For every line in the records that has the word "JSON", make a copy.

:: Dataset ::
>>
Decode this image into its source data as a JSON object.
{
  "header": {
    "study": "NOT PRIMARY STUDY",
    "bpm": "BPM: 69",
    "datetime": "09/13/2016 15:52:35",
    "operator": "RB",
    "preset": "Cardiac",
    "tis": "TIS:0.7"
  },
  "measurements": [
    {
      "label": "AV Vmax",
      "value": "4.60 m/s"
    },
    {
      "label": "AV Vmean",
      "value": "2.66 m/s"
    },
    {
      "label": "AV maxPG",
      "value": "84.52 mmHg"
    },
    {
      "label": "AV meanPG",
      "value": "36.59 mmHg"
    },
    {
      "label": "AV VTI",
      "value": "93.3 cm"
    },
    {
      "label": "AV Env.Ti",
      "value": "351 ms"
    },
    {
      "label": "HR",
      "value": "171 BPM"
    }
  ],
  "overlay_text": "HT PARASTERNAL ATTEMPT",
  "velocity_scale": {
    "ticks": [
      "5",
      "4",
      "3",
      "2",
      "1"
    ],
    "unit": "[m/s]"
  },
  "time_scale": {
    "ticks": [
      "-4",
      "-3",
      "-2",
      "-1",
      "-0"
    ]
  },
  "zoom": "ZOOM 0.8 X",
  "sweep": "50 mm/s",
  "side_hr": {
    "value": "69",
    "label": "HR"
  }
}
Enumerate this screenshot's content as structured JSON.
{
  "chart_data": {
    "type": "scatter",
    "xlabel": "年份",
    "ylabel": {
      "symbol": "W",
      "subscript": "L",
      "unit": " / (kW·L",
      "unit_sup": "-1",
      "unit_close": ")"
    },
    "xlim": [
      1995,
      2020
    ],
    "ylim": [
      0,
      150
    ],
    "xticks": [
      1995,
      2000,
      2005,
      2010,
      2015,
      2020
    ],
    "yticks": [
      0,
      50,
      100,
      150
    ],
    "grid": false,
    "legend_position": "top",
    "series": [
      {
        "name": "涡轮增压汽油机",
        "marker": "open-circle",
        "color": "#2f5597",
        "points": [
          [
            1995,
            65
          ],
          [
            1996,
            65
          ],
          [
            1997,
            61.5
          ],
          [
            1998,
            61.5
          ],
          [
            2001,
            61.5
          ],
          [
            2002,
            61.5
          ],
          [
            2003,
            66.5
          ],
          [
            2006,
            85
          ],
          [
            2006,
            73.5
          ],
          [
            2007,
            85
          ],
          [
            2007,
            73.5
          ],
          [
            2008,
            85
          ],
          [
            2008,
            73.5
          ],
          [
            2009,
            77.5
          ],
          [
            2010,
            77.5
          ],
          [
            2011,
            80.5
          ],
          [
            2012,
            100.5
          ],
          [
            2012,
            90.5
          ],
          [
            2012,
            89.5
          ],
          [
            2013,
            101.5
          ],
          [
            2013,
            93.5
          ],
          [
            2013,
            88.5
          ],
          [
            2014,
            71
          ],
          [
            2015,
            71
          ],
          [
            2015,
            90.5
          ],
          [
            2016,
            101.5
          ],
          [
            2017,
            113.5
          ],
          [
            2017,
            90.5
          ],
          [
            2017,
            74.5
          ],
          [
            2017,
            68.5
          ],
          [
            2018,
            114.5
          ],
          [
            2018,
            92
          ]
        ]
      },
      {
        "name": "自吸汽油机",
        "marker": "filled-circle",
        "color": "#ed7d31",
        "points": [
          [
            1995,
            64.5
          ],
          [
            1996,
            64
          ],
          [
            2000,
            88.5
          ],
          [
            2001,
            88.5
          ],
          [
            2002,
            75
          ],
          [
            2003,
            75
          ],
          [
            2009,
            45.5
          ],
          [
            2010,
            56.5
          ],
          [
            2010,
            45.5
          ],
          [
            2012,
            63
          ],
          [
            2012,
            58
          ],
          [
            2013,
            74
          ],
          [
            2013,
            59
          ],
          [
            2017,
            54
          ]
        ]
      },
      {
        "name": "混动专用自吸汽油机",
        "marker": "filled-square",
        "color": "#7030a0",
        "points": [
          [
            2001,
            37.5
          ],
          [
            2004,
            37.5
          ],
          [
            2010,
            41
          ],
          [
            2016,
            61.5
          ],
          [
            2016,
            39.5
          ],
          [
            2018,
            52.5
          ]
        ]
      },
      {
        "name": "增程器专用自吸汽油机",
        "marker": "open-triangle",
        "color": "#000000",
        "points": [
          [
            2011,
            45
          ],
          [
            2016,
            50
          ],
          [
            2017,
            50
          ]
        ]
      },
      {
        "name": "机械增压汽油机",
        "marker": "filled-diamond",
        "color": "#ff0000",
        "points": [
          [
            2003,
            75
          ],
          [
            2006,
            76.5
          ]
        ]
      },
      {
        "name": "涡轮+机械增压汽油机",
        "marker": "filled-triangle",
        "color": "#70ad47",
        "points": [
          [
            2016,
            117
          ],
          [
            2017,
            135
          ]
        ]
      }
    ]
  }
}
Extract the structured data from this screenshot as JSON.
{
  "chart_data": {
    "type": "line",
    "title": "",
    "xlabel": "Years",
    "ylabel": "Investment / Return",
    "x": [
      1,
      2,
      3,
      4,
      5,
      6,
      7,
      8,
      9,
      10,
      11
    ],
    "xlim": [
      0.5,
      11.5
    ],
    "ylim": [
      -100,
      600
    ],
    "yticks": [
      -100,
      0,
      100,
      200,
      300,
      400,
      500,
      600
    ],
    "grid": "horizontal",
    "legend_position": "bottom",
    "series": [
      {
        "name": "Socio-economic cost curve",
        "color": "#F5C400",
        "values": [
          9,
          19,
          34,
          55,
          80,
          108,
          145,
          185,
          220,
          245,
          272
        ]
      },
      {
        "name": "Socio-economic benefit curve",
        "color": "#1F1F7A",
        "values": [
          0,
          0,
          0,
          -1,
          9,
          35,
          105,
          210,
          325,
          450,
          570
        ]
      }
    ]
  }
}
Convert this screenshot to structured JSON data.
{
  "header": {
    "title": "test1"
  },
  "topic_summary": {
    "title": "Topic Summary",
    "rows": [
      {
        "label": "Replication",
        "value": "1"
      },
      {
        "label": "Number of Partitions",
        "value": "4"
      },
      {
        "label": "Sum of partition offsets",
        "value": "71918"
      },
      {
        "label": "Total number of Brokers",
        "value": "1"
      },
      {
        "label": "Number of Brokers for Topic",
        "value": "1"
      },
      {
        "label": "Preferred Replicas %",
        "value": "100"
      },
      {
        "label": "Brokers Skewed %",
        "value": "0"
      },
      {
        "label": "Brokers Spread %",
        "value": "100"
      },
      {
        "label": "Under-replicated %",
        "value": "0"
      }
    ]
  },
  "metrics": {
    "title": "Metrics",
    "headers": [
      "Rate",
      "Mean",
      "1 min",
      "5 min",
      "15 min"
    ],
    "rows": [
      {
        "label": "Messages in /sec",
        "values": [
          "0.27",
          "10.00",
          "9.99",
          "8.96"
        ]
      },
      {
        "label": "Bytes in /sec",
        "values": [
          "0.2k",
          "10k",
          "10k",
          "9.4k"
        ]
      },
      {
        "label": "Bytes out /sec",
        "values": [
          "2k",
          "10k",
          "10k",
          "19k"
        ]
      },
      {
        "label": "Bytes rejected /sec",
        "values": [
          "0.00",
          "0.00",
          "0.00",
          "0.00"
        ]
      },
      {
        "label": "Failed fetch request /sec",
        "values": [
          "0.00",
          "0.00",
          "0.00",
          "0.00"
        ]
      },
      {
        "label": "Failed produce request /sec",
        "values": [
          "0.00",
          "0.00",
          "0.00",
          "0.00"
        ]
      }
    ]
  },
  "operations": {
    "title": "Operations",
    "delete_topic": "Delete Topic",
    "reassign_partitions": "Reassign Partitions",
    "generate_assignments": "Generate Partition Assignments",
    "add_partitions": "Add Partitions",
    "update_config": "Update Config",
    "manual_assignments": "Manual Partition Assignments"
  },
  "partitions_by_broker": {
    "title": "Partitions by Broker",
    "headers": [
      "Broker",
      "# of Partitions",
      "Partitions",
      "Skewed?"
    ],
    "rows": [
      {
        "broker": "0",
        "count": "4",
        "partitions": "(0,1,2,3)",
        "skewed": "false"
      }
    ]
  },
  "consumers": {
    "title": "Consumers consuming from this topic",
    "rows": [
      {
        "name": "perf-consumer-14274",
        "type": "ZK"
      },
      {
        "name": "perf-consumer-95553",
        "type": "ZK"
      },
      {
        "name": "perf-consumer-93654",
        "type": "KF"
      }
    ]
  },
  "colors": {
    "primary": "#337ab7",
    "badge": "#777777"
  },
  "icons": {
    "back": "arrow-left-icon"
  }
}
<<
:: Answer to the exercise ::
Decode this image into its source data as a JSON object.
Enumerate this screenshot's content as structured JSON.
Extract the structured data from this screenshot as JSON.
Convert this screenshot to structured JSON data.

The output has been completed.